Reproduce every entry exactly, without alteration.

[Start Dataset records]

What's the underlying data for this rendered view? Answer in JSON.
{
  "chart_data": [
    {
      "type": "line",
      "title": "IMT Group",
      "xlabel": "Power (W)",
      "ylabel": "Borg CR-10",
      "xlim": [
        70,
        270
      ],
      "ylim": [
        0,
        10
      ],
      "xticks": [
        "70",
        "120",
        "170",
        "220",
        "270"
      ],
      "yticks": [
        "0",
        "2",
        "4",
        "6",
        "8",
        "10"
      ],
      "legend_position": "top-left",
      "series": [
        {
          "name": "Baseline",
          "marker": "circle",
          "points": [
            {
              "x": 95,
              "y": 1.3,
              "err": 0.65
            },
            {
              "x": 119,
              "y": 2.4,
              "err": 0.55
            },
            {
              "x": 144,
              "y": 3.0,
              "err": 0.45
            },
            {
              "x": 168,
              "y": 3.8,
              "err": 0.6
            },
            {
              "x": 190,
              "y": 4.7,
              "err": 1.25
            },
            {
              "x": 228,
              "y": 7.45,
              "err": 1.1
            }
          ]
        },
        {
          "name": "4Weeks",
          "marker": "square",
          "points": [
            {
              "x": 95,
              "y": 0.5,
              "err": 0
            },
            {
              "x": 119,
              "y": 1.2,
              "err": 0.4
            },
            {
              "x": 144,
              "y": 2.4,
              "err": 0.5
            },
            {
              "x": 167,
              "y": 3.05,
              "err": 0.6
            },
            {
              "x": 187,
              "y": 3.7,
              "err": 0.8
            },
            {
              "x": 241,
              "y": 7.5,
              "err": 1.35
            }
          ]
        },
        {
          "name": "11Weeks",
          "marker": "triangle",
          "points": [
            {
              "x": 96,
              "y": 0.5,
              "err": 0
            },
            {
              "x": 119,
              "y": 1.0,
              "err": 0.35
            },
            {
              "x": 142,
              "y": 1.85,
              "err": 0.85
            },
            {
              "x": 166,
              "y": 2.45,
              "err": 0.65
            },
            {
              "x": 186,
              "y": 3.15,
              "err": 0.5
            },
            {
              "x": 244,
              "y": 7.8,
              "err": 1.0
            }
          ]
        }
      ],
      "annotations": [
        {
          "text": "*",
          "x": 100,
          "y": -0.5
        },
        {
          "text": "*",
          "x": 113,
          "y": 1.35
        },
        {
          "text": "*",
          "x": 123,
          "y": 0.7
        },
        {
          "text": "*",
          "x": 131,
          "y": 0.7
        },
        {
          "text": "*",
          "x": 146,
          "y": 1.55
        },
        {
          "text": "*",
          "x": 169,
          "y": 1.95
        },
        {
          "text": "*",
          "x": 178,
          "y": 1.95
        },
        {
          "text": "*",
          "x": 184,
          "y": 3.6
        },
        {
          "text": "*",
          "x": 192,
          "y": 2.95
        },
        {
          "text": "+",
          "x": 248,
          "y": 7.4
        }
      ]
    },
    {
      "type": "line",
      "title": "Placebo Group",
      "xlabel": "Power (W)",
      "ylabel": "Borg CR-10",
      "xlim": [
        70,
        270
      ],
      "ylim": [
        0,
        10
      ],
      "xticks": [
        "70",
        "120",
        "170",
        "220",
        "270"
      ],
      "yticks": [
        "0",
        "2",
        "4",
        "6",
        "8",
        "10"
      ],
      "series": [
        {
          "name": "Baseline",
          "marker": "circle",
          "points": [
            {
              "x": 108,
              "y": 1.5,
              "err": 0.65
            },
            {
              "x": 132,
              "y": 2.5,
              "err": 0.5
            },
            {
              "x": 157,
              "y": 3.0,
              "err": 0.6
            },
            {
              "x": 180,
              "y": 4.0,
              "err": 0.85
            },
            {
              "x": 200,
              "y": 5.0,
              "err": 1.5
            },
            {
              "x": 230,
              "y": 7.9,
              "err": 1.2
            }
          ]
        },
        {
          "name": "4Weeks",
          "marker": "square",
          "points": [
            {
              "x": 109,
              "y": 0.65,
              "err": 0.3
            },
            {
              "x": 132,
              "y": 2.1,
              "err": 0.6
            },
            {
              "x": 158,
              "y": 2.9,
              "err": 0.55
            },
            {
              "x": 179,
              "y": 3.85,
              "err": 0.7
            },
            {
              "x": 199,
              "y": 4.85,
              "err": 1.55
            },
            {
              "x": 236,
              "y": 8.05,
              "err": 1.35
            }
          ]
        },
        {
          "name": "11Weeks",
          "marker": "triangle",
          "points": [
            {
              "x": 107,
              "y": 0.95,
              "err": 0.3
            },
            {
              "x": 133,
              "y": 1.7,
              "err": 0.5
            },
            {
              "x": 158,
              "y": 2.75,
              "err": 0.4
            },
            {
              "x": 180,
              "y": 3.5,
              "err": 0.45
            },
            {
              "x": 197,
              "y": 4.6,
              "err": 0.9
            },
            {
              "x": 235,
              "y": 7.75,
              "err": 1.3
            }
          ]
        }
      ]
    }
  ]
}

[End Dataset records]

■ **Solution to this exercise**
What's the underlying data for this rendered view? Answer in JSON.
{
  "chart_data": [
    {
      "type": "line",
      "title": "IMT Group",
      "xlabel": "Power (W)",
      "ylabel": "Borg CR-10",
      "xlim": [
        70,
        270
      ],
      "ylim": [
        0,
        10
      ],
      "xticks": [
        "70",
        "120",
        "170",
        "220",
        "270"
      ],
      "yticks": [
        "0",
        "2",
        "4",
        "6",
        "8",
        "10"
      ],
      "legend_position": "top-left",
      "series": [
        {
          "name": "Baseline",
          "marker": "circle",
          "points": [
            {
              "x": 95,
              "y": 1.3,
              "err": 0.65
            },
            {
              "x": 119,
              "y": 2.4,
              "err": 0.55
            },
            {
              "x": 144,
              "y": 3.0,
              "err": 0.45
            },
            {
              "x": 168,
              "y": 3.8,
              "err": 0.6
            },
            {
              "x": 190,
              "y": 4.7,
              "err": 1.25
            },
            {
              "x": 228,
              "y": 7.45,
              "err": 1.1
            }
          ]
        },
        {
          "name": "4Weeks",
          "marker": "square",
          "points": [
            {
              "x": 95,
              "y": 0.5,
              "err": 0
            },
            {
              "x": 119,
              "y": 1.2,
              "err": 0.4
            },
            {
              "x": 144,
              "y": 2.4,
              "err": 0.5
            },
            {
              "x": 167,
              "y": 3.05,
              "err": 0.6
            },
            {
              "x": 187,
              "y": 3.7,
              "err": 0.8
            },
            {
              "x": 241,
              "y": 7.5,
              "err": 1.35
            }
          ]
        },
        {
          "name": "11Weeks",
          "marker": "triangle",
          "points": [
            {
              "x": 96,
              "y": 0.5,
              "err": 0
            },
            {
              "x": 119,
              "y": 1.0,
              "err": 0.35
            },
            {
              "x": 142,
              "y": 1.85,
              "err": 0.85
            },
            {
              "x": 166,
              "y": 2.45,
              "err": 0.65
            },
            {
              "x": 186,
              "y": 3.15,
              "err": 0.5
            },
            {
              "x": 244,
              "y": 7.8,
              "err": 1.0
            }
          ]
        }
      ],
      "annotations": [
        {
          "text": "*",
          "x": 100,
          "y": -0.5
        },
        {
          "text": "*",
          "x": 113,
          "y": 1.35
        },
        {
          "text": "*",
          "x": 123,
          "y": 0.7
        },
        {
          "text": "*",
          "x": 131,
          "y": 0.7
        },
        {
          "text": "*",
          "x": 146,
          "y": 1.55
        },
        {
          "text": "*",
          "x": 169,
          "y": 1.95
        },
        {
          "text": "*",
          "x": 178,
          "y": 1.95
        },
        {
          "text": "*",
          "x": 184,
          "y": 3.6
        },
        {
          "text": "*",
          "x": 192,
          "y": 2.95
        },
        {
          "text": "+",
          "x": 248,
          "y": 7.4
        }
      ]
    },
    {
      "type": "line",
      "title": "Placebo Group",
      "xlabel": "Power (W)",
      "ylabel": "Borg CR-10",
      "xlim": [
        70,
        270
      ],
      "ylim": [
        0,
        10
      ],
      "xticks": [
        "70",
        "120",
        "170",
        "220",
        "270"
      ],
      "yticks": [
        "0",
        "2",
        "4",
        "6",
        "8",
        "10"
      ],
      "series": [
        {
          "name": "Baseline",
          "marker": "circle",
          "points": [
            {
              "x": 108,
              "y": 1.5,
              "err": 0.65
            },
            {
              "x": 132,
              "y": 2.5,
              "err": 0.5
            },
            {
              "x": 157,
              "y": 3.0,
              "err": 0.6
            },
            {
              "x": 180,
              "y": 4.0,
              "err": 0.85
            },
            {
              "x": 200,
              "y": 5.0,
              "err": 1.5
            },
            {
              "x": 230,
              "y": 7.9,
              "err": 1.2
            }
          ]
        },
        {
          "name": "4Weeks",
          "marker": "square",
          "points": [
            {
              "x": 109,
              "y": 0.65,
              "err": 0.3
            },
            {
              "x": 132,
              "y": 2.1,
              "err": 0.6
            },
            {
              "x": 158,
              "y": 2.9,
              "err": 0.55
            },
            {
              "x": 179,
              "y": 3.85,
              "err": 0.7
            },
            {
              "x": 199,
              "y": 4.85,
              "err": 1.55
            },
            {
              "x": 236,
              "y": 8.05,
              "err": 1.35
            }
          ]
        },
        {
          "name": "11Weeks",
          "marker": "triangle",
          "points": [
            {
              "x": 107,
              "y": 0.95,
              "err": 0.3
            },
            {
              "x": 133,
              "y": 1.7,
              "err": 0.5
            },
            {
              "x": 158,
              "y": 2.75,
              "err": 0.4
            },
            {
              "x": 180,
              "y": 3.5,
              "err": 0.45
            },
            {
              "x": 197,
              "y": 4.6,
              "err": 0.9
            },
            {
              "x": 235,
              "y": 7.75,
              "err": 1.3
            }
          ]
        }
      ]
    }
  ]
}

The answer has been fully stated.